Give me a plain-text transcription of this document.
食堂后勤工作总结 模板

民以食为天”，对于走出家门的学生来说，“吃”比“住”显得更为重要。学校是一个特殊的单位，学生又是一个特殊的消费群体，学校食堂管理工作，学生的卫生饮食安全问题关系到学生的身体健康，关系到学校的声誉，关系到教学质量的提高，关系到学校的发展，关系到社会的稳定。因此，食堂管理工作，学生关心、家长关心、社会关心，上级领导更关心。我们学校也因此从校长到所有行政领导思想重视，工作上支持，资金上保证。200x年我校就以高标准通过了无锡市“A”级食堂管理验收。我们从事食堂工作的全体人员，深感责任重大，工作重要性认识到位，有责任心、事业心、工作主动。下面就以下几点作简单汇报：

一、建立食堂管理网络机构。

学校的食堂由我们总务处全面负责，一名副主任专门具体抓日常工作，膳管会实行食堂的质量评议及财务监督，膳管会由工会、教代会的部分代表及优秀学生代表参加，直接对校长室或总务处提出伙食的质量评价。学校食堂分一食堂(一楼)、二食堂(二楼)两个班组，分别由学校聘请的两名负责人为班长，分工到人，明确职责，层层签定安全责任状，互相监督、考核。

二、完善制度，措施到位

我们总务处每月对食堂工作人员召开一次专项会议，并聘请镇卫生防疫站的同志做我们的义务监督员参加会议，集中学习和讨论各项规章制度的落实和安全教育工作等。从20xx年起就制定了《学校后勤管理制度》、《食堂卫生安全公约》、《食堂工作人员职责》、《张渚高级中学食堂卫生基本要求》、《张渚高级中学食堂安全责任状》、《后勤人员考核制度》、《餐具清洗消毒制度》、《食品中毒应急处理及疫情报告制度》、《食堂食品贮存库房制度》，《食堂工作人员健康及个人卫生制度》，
_ _ _ _ _
→ **EXERCISE AIM**: Go through the material above line by line and copy it exactly.

→ **FINISHED ANSWER**:
Give me a plain-text transcription of this document.
食堂后勤工作总结 模板

民以食为天”，对于走出家门的学生来说，“吃”比“住”显得更为重要。学校是一个特殊的单位，学生又是一个特殊的消费群体，学校食堂管理工作，学生的卫生饮食安全问题关系到学生的身体健康，关系到学校的声誉，关系到教学质量的提高，关系到学校的发展，关系到社会的稳定。因此，食堂管理工作，学生关心、家长关心、社会关心，上级领导更关心。我们学校也因此从校长到所有行政领导思想重视，工作上支持，资金上保证。200x年我校就以高标准通过了无锡市“A”级食堂管理验收。我们从事食堂工作的全体人员，深感责任重大，工作重要性认识到位，有责任心、事业心、工作主动。下面就以下几点作简单汇报：

一、建立食堂管理网络机构。

学校的食堂由我们总务处全面负责，一名副主任专门具体抓日常工作，膳管会实行食堂的质量评议及财务监督，膳管会由工会、教代会的部分代表及优秀学生代表参加，直接对校长室或总务处提出伙食的质量评价。学校食堂分一食堂(一楼)、二食堂(二楼)两个班组，分别由学校聘请的两名负责人为班长，分工到人，明确职责，层层签定安全责任状，互相监督、考核。

二、完善制度，措施到位

我们总务处每月对食堂工作人员召开一次专项会议，并聘请镇卫生防疫站的同志做我们的义务监督员参加会议，集中学习和讨论各项规章制度的落实和安全教育工作等。从20xx年起就制定了《学校后勤管理制度》、《食堂卫生安全公约》、《食堂工作人员职责》、《张渚高级中学食堂卫生基本要求》、《张渚高级中学食堂安全责任状》、《后勤人员考核制度》、《餐具清洗消毒制度》、《食品中毒应急处理及疫情报告制度》、《食堂食品贮存库房制度》，《食堂工作人员健康及个人卫生制度》，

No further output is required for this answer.